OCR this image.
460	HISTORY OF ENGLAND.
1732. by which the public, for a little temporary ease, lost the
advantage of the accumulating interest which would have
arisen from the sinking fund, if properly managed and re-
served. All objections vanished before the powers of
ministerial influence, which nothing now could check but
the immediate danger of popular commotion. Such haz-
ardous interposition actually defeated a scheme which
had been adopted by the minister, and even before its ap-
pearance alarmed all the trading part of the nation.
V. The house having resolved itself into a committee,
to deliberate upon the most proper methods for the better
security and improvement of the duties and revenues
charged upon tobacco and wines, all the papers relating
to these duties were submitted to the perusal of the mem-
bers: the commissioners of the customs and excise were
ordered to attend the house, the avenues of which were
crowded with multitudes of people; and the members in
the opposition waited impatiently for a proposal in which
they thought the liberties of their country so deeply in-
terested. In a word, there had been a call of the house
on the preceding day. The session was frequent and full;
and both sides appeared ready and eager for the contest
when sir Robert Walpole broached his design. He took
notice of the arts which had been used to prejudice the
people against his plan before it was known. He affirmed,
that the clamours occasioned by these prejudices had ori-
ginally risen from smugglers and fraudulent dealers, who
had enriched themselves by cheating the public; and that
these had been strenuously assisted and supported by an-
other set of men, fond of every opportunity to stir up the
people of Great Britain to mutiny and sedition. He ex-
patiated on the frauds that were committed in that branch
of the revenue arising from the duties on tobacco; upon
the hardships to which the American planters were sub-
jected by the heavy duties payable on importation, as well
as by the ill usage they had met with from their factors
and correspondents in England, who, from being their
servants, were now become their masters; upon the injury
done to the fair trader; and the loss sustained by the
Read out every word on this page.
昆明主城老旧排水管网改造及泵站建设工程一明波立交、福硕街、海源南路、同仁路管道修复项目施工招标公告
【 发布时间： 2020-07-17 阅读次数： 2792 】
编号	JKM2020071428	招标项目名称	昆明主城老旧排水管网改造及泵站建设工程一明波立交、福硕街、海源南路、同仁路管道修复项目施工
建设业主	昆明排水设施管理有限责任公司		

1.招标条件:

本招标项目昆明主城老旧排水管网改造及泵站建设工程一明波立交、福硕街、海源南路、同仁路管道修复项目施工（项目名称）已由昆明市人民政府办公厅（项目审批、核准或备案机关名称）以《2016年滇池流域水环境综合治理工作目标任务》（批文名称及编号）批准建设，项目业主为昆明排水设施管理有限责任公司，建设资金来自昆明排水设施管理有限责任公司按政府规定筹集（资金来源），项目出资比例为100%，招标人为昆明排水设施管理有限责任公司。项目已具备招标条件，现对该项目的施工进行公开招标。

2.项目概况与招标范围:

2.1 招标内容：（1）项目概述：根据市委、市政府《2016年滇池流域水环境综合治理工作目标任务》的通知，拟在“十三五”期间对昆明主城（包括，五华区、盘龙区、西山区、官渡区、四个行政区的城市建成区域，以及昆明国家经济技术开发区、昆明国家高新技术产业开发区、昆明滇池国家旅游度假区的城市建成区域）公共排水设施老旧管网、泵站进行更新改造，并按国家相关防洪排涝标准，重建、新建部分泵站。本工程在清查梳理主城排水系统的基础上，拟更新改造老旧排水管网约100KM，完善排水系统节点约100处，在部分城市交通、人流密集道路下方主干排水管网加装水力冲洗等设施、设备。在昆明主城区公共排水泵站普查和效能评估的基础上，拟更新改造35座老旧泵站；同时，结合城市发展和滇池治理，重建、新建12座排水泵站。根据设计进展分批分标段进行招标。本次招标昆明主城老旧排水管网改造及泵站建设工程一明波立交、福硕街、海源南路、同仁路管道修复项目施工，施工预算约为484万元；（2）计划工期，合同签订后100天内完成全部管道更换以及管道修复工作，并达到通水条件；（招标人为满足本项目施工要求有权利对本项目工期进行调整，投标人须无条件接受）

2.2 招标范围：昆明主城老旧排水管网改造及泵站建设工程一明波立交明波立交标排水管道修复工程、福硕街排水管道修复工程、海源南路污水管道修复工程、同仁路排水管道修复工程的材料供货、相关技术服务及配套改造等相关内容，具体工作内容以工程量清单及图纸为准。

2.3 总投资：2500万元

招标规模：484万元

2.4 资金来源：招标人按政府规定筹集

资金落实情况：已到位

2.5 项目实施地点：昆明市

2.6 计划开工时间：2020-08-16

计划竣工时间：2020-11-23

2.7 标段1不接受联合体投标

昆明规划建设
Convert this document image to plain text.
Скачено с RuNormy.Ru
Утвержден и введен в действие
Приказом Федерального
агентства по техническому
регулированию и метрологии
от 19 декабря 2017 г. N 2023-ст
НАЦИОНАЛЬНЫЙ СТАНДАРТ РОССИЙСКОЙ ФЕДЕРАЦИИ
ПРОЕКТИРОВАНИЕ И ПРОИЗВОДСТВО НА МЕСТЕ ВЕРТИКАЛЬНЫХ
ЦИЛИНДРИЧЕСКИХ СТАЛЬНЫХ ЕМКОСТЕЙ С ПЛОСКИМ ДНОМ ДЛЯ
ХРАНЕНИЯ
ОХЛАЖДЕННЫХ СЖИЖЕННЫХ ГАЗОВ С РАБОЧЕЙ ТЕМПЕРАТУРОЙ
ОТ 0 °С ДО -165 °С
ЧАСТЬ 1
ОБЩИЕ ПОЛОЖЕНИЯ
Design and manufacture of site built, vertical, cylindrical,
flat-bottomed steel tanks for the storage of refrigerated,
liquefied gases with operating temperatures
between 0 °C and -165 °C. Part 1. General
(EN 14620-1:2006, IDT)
--------------------------------------------------
- YOUR OBJECTIVE:
Every record should be given again exactly.

- ANSWER BELOW:
OCR this image.
460	HISTORY OF ENGLAND.
1732. by which the public, for a little temporary ease, lost the
advantage of the accumulating interest which would have
arisen from the sinking fund, if properly managed and re-
served. All objections vanished before the powers of
ministerial influence, which nothing now could check but
the immediate danger of popular commotion. Such haz-
ardous interposition actually defeated a scheme which
had been adopted by the minister, and even before its ap-
pearance alarmed all the trading part of the nation.
V. The house having resolved itself into a committee,
to deliberate upon the most proper methods for the better
security and improvement of the duties and revenues
charged upon tobacco and wines, all the papers relating
to these duties were submitted to the perusal of the mem-
bers: the commissioners of the customs and excise were
ordered to attend the house, the avenues of which were
crowded with multitudes of people; and the members in
the opposition waited impatiently for a proposal in which
they thought the liberties of their country so deeply in-
terested. In a word, there had been a call of the house
on the preceding day. The session was frequent and full;
and both sides appeared ready and eager for the contest
when sir Robert Walpole broached his design. He took
notice of the arts which had been used to prejudice the
people against his plan before it was known. He affirmed,
that the clamours occasioned by these prejudices had ori-
ginally risen from smugglers and fraudulent dealers, who
had enriched themselves by cheating the public; and that
these had been strenuously assisted and supported by an-
other set of men, fond of every opportunity to stir up the
people of Great Britain to mutiny and sedition. He ex-
patiated on the frauds that were committed in that branch
of the revenue arising from the duties on tobacco; upon
the hardships to which the American planters were sub-
jected by the heavy duties payable on importation, as well
as by the ill usage they had met with from their factors
and correspondents in England, who, from being their
servants, were now become their masters; upon the injury
done to the fair trader; and the loss sustained by the
Read out every word on this page.
昆明主城老旧排水管网改造及泵站建设工程一明波立交、福硕街、海源南路、同仁路管道修复项目施工招标公告
【 发布时间： 2020-07-17 阅读次数： 2792 】
编号	JKM2020071428	招标项目名称	昆明主城老旧排水管网改造及泵站建设工程一明波立交、福硕街、海源南路、同仁路管道修复项目施工
建设业主	昆明排水设施管理有限责任公司		

1.招标条件:

本招标项目昆明主城老旧排水管网改造及泵站建设工程一明波立交、福硕街、海源南路、同仁路管道修复项目施工（项目名称）已由昆明市人民政府办公厅（项目审批、核准或备案机关名称）以《2016年滇池流域水环境综合治理工作目标任务》（批文名称及编号）批准建设，项目业主为昆明排水设施管理有限责任公司，建设资金来自昆明排水设施管理有限责任公司按政府规定筹集（资金来源），项目出资比例为100%，招标人为昆明排水设施管理有限责任公司。项目已具备招标条件，现对该项目的施工进行公开招标。

2.项目概况与招标范围:

2.1 招标内容：（1）项目概述：根据市委、市政府《2016年滇池流域水环境综合治理工作目标任务》的通知，拟在“十三五”期间对昆明主城（包括，五华区、盘龙区、西山区、官渡区、四个行政区的城市建成区域，以及昆明国家经济技术开发区、昆明国家高新技术产业开发区、昆明滇池国家旅游度假区的城市建成区域）公共排水设施老旧管网、泵站进行更新改造，并按国家相关防洪排涝标准，重建、新建部分泵站。本工程在清查梳理主城排水系统的基础上，拟更新改造老旧排水管网约100KM，完善排水系统节点约100处，在部分城市交通、人流密集道路下方主干排水管网加装水力冲洗等设施、设备。在昆明主城区公共排水泵站普查和效能评估的基础上，拟更新改造35座老旧泵站；同时，结合城市发展和滇池治理，重建、新建12座排水泵站。根据设计进展分批分标段进行招标。本次招标昆明主城老旧排水管网改造及泵站建设工程一明波立交、福硕街、海源南路、同仁路管道修复项目施工，施工预算约为484万元；（2）计划工期，合同签订后100天内完成全部管道更换以及管道修复工作，并达到通水条件；（招标人为满足本项目施工要求有权利对本项目工期进行调整，投标人须无条件接受）

2.2 招标范围：昆明主城老旧排水管网改造及泵站建设工程一明波立交明波立交标排水管道修复工程、福硕街排水管道修复工程、海源南路污水管道修复工程、同仁路排水管道修复工程的材料供货、相关技术服务及配套改造等相关内容，具体工作内容以工程量清单及图纸为准。

2.3 总投资：2500万元

招标规模：484万元

2.4 资金来源：招标人按政府规定筹集

资金落实情况：已到位

2.5 项目实施地点：昆明市

2.6 计划开工时间：2020-08-16

计划竣工时间：2020-11-23

2.7 标段1不接受联合体投标

昆明规划建设
Convert this document image to plain text.
Скачено с RuNormy.Ru
Утвержден и введен в действие
Приказом Федерального
агентства по техническому
регулированию и метрологии
от 19 декабря 2017 г. N 2023-ст
НАЦИОНАЛЬНЫЙ СТАНДАРТ РОССИЙСКОЙ ФЕДЕРАЦИИ
ПРОЕКТИРОВАНИЕ И ПРОИЗВОДСТВО НА МЕСТЕ ВЕРТИКАЛЬНЫХ
ЦИЛИНДРИЧЕСКИХ СТАЛЬНЫХ ЕМКОСТЕЙ С ПЛОСКИМ ДНОМ ДЛЯ
ХРАНЕНИЯ
ОХЛАЖДЕННЫХ СЖИЖЕННЫХ ГАЗОВ С РАБОЧЕЙ ТЕМПЕРАТУРОЙ
ОТ 0 °С ДО -165 °С
ЧАСТЬ 1
ОБЩИЕ ПОЛОЖЕНИЯ
Design and manufacture of site built, vertical, cylindrical,
flat-bottomed steel tanks for the storage of refrigerated,
liquefied gases with operating temperatures
between 0 °C and -165 °C. Part 1. General
(EN 14620-1:2006, IDT)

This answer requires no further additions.